# [Tarefas]
1. Verta para o inglês a seguinte frase do texto sobre Bach: "Em realidade o mito de um Bach inteiramente esquecido é pura ficção."
2. Prolongue o texto sobre Bach e Mendelssohn, começando logo após a última frase apresentada.

# [Texto fornecido]
* * * * * * *
Quem quer que tenha se aproximado, um pouco que seja, da literatura corrente sobre a História da Música, sabe que Beethoven se instruiu n’O Cravo Bem Temperado e tanto quanto seus predecessores, Haydn e Mozart, se instruíram na arte do contraponto, debruçados nas partituras do mestre de Leipzig. E também há evidências de que Schubert também tinha uma certa familiaridade com a música de Bach. Em realidade o mito de um Bach inteiramente esquecido é pura ficção.

A possivelmente horripilante versão, mutilada e pervertida, que Mendelssohn apresentou na Singakademie tem um outro significado. Bach já era como hoje a perene referência para a civilização cristã, para a cultura ocidental, que antes dele fora Palestrina. O paradigma de uma inefável ética da arte. Uma espécie de longínquo e imutável ponto no horizonte, a um tempo inatingível e cobiçado.

Mendelssohn, mundano e hedonista, nada fez senão mostrar um outro lado, o humano, da música de Bach, que antes era estudado e venerado e hoje é também tocado, ouvido, apalpado e também amado. E o surpreendente é que essa nova condição em nada alterou a sua posição histórica, o de leme da arte.
* * * * * * *
# [Trecho do conjunto de dados]

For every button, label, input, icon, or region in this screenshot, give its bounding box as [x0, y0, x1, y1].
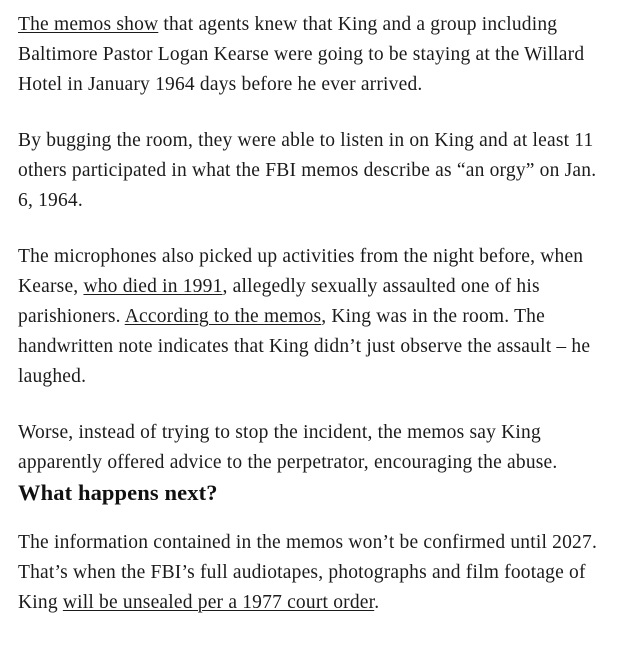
- para-information-contained: [18, 528, 614, 618]
- para-memos-show: [18, 10, 614, 100]
- inline-link[interactable]: who died in 1991: [83, 276, 223, 297]
- paragraph-text: , allegedly sexually assaulted one of his parishioners.: [18, 276, 545, 327]
- inline-link[interactable]: will be unsealed per a 1977 court order: [62, 592, 375, 613]
- para-worse: [18, 418, 614, 478]
- paragraph-text: , King was in the room. The handwritten note indicates that King didn’t just observe the assault – he laughed.: [18, 306, 596, 387]
- paragraph-text: The information contained in the memos won’t be confirmed until 2027. That’s when the FBI’s full audiotapes, photographs and film footage of King: [18, 532, 602, 613]
- paragraph-text: .: [374, 592, 380, 613]
- inline-link[interactable]: According to the memos: [124, 306, 322, 327]
- paragraph-text: The microphones also picked up activities from the night before, when Kearse,: [18, 246, 589, 297]
- para-bugging-room: [18, 126, 614, 216]
- paragraph-group-after-subhead: [18, 528, 614, 618]
- paragraph-text: that agents knew that King and a group including Baltimore Pastor Logan Kearse were going to be staying at the Willard Hotel in January 1964 days before he ever arrived.: [18, 14, 590, 95]
- paragraph-text: By bugging the room, they were able to listen in on King and at least 11 others participated in what the FBI memos describe as “an orgy” on Jan. 6, 1964.: [18, 130, 602, 211]
- section-subheading: What happens next?: [18, 480, 218, 505]
- inline-link[interactable]: The memos show: [18, 14, 159, 35]
- paragraph-text: Worse, instead of trying to stop the incident, the memos say King apparently offered advice to the perpetrator, encouraging the abuse.: [18, 422, 558, 473]
- paragraph-group-before-subhead: [18, 10, 614, 478]
- para-microphones: [18, 242, 614, 392]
* * * * * * *
# [Respostas]
1. In reality, the myth of an entirely forgotten Bach is pure fiction.

2.
Para mostrar o que quero dizer, invoco o exemplo de Palestrina, oriundo de uma outra época, e que coloco em contraste às figuras magníficas dos dois maiores gênios da tradição que precedeu Bach, ou seja, Monteverdi e Schütz, na Itália e na Alemanha, respectivamente. Pois bem, esses dois compositores nunca deixaram de ser os mais tocados, os mais amados e os mais imitados. Mas de maneira transcendental a referência sempre foi Palestrina e até certo ponto, se alguém compartilha com Bach essa posição única, mesmo atualmente, é Palestrina.

E isso a despeito da raridade com que suas obras são tocadas. Atualmente apenas três discos compactos existem em catálogo contendo suas obras, em comparação com quarenta ou cinquenta de Monteverdi ou de Schütz. E sempre foi assim. E se alguém perguntar para um musicólogo ou para um compositor o que ele pensa dessa questão, ele dirá que Palestrina foi pelo menos tão grande quanto qualquer outro de sua época. Embora, se forçado, deverá confessar que para seu prazer pessoal, ouve muito mais Monteverdi e Schütz do que Palestrina.

É preciso, entretanto, não pensar que o que buscamos em Bach e Palestrina sejam paradigmas formais, soluções harmônicas, exemplos de perfeição polifônica, enfim, elementos concretos, embora tudo isso também esteja lá. Buscamos e às vezes encontramos, ou melhor, percebemos subjetivamente, o próprio significado da arte e do espírito da civilização ocidental na música de Bach.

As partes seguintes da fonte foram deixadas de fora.